* **DO THIS**:
Please pull out every line that includes the string "Collected".

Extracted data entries
**********
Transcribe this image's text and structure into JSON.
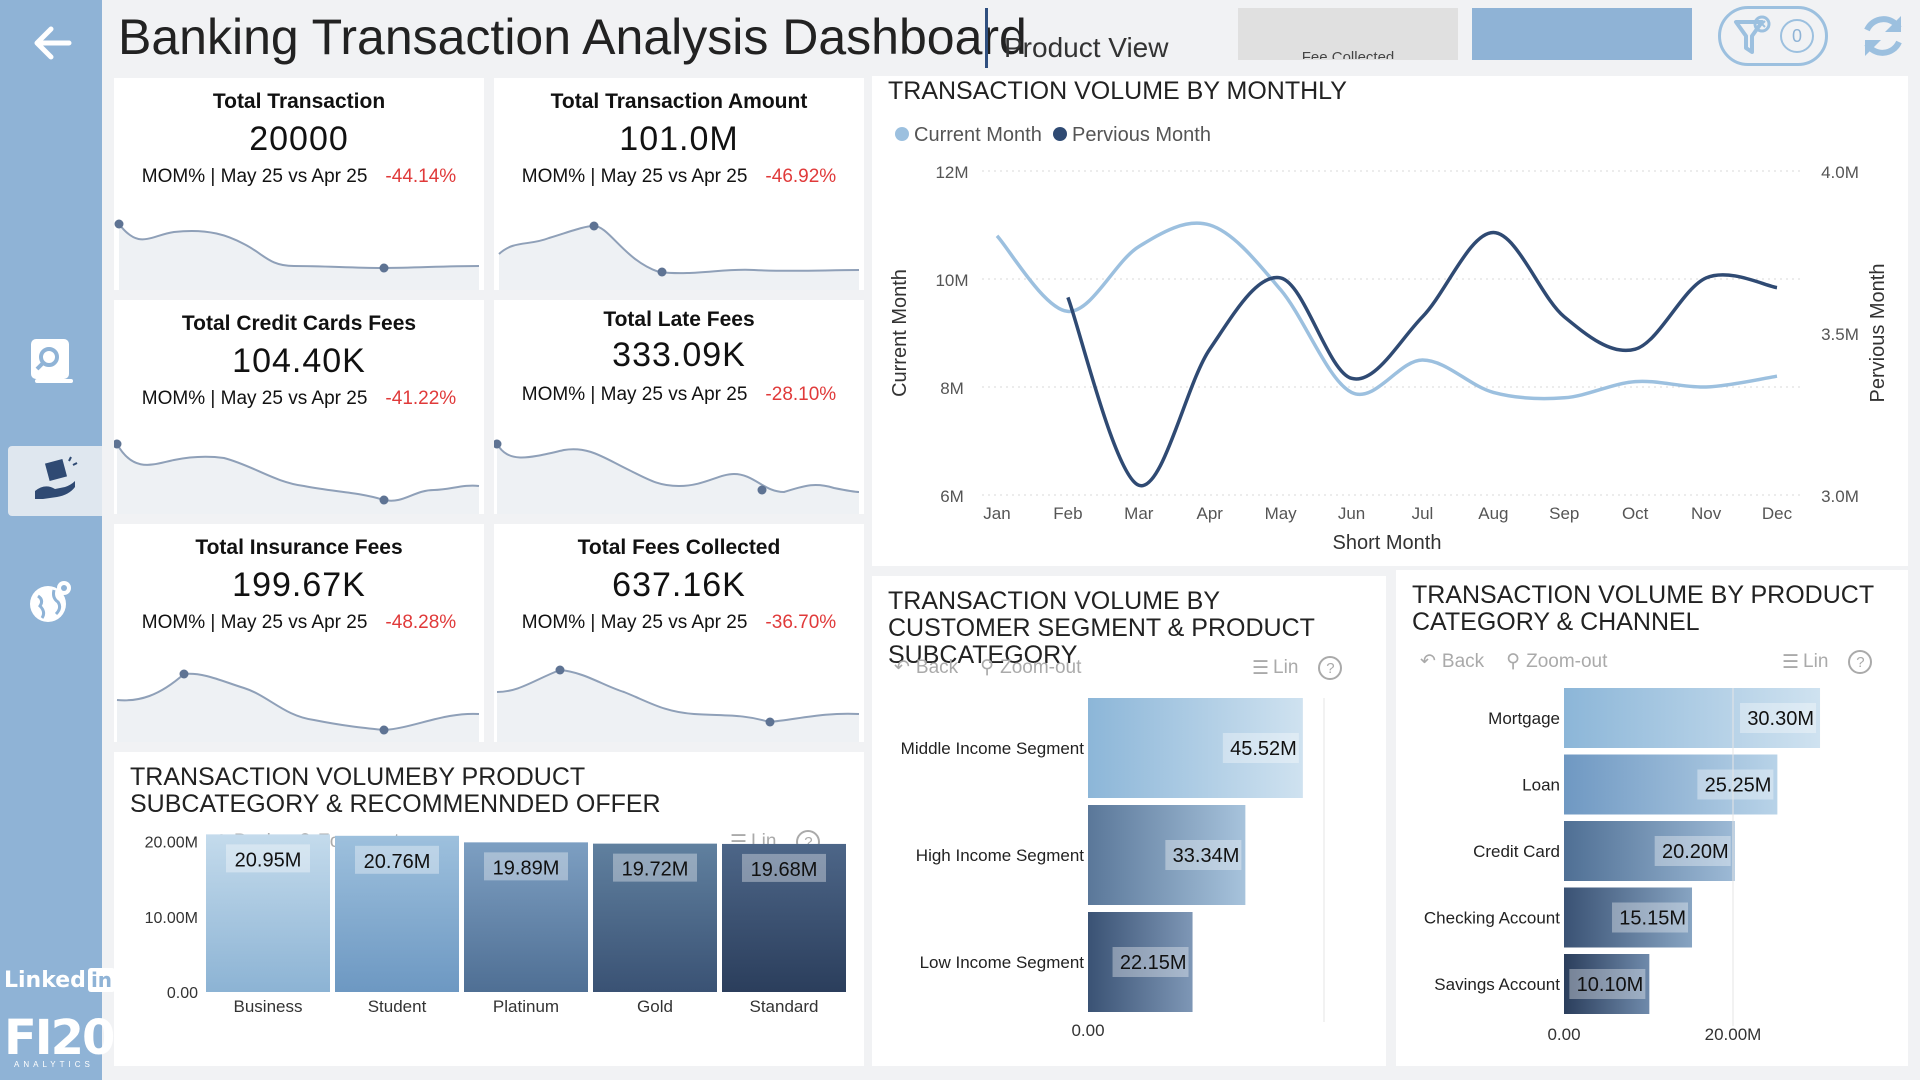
{
  "header": {
    "title": "Banking Transaction Analysis Dashboard",
    "subtitle": "Product View",
    "fee_button": "Fee Collected",
    "filter_count": "0"
  },
  "colors": {
    "sidebar": "#8fb3d6",
    "light_series": "#9cc0df",
    "dark_series": "#2f4a73",
    "negative": "#e03a3a"
  },
  "sidebar": {
    "linkedin": "Linked",
    "linkedin_in": "in",
    "brand": "FI20",
    "brand_sub": "ANALYTICS"
  },
  "kpis": [
    {
      "title": "Total Transaction",
      "value": "20000",
      "mom_label": "MOM% | May 25 vs Apr 25",
      "mom": "-44.14%"
    },
    {
      "title": "Total Transaction Amount",
      "value": "101.0M",
      "mom_label": "MOM% | May 25 vs Apr 25",
      "mom": "-46.92%"
    },
    {
      "title": "Total Credit Cards Fees",
      "value": "104.40K",
      "mom_label": "MOM% | May 25 vs Apr 25",
      "mom": "-41.22%"
    },
    {
      "title": "Total Late Fees",
      "value": "333.09K",
      "mom_label": "MOM% | May 25 vs Apr 25",
      "mom": "-28.10%"
    },
    {
      "title": "Total Insurance Fees",
      "value": "199.67K",
      "mom_label": "MOM% | May 25 vs Apr 25",
      "mom": "-48.28%"
    },
    {
      "title": "Total Fees Collected",
      "value": "637.16K",
      "mom_label": "MOM% | May 25 vs Apr 25",
      "mom": "-36.70%"
    }
  ],
  "toolbar": {
    "back": "Back",
    "zoom_out": "Zoom-out",
    "lin": "Lin",
    "help": "?"
  },
  "chart_data": [
    {
      "type": "line",
      "title": "TRANSACTION VOLUME BY MONTHLY",
      "xlabel": "Short Month",
      "ylabel": "Current Month",
      "y2label": "Pervious Month",
      "categories": [
        "Jan",
        "Feb",
        "Mar",
        "Apr",
        "May",
        "Jun",
        "Jul",
        "Aug",
        "Sep",
        "Oct",
        "Nov",
        "Dec"
      ],
      "ylim": [
        6000000,
        12000000
      ],
      "y_ticks": [
        "12M",
        "10M",
        "8M",
        "6M"
      ],
      "y2lim": [
        3000000,
        4000000
      ],
      "y2_ticks": [
        "4.0M",
        "3.5M",
        "3.0M"
      ],
      "legend_position": "top-left",
      "series": [
        {
          "name": "Current Month",
          "axis": "left",
          "color": "#9cc0df",
          "values": [
            10800000,
            9400000,
            10600000,
            11000000,
            9800000,
            7900000,
            8500000,
            7900000,
            7800000,
            8100000,
            8000000,
            8200000
          ]
        },
        {
          "name": "Pervious Month",
          "axis": "right",
          "color": "#2f4a73",
          "values": [
            null,
            3610000,
            3030000,
            3450000,
            3670000,
            3360000,
            3550000,
            3810000,
            3550000,
            3450000,
            3670000,
            3640000
          ]
        }
      ]
    },
    {
      "type": "bar",
      "title": "TRANSACTION VOLUMEBY PRODUCT SUBCATEGORY & RECOMMENNDED OFFER",
      "categories": [
        "Business",
        "Student",
        "Platinum",
        "Gold",
        "Standard"
      ],
      "values": [
        20950000,
        20760000,
        19890000,
        19720000,
        19680000
      ],
      "labels": [
        "20.95M",
        "20.76M",
        "19.89M",
        "19.72M",
        "19.68M"
      ],
      "ylim": [
        0,
        21000000
      ],
      "y_ticks": [
        {
          "value": 20000000,
          "label": "20.00M"
        },
        {
          "value": 10000000,
          "label": "10.00M"
        },
        {
          "value": 0,
          "label": "0.00"
        }
      ]
    },
    {
      "type": "bar",
      "orientation": "horizontal",
      "title": "TRANSACTION VOLUME BY CUSTOMER SEGMENT & PRODUCT SUBCATEGORY",
      "categories": [
        "Middle Income Segment",
        "High Income Segment",
        "Low Income Segment"
      ],
      "values": [
        45520000,
        33340000,
        22150000
      ],
      "labels": [
        "45.52M",
        "33.34M",
        "22.15M"
      ],
      "xlim": [
        0,
        50000000
      ],
      "x_ticks": [
        {
          "value": 0,
          "label": "0.00"
        }
      ]
    },
    {
      "type": "bar",
      "orientation": "horizontal",
      "title": "TRANSACTION VOLUME BY PRODUCT CATEGORY & CHANNEL",
      "categories": [
        "Mortgage",
        "Loan",
        "Credit Card",
        "Checking Account",
        "Savings Account"
      ],
      "values": [
        30300000,
        25250000,
        20200000,
        15150000,
        10100000
      ],
      "labels": [
        "30.30M",
        "25.25M",
        "20.20M",
        "15.15M",
        "10.10M"
      ],
      "xlim": [
        0,
        40000000
      ],
      "x_ticks": [
        {
          "value": 0,
          "label": "0.00"
        },
        {
          "value": 20000000,
          "label": "20.00M"
        }
      ]
    }
  ]
}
**********
* **TASK SOLUTION**:
    "fee_button": "Fee Collected",
      "title": "Total Fees Collected",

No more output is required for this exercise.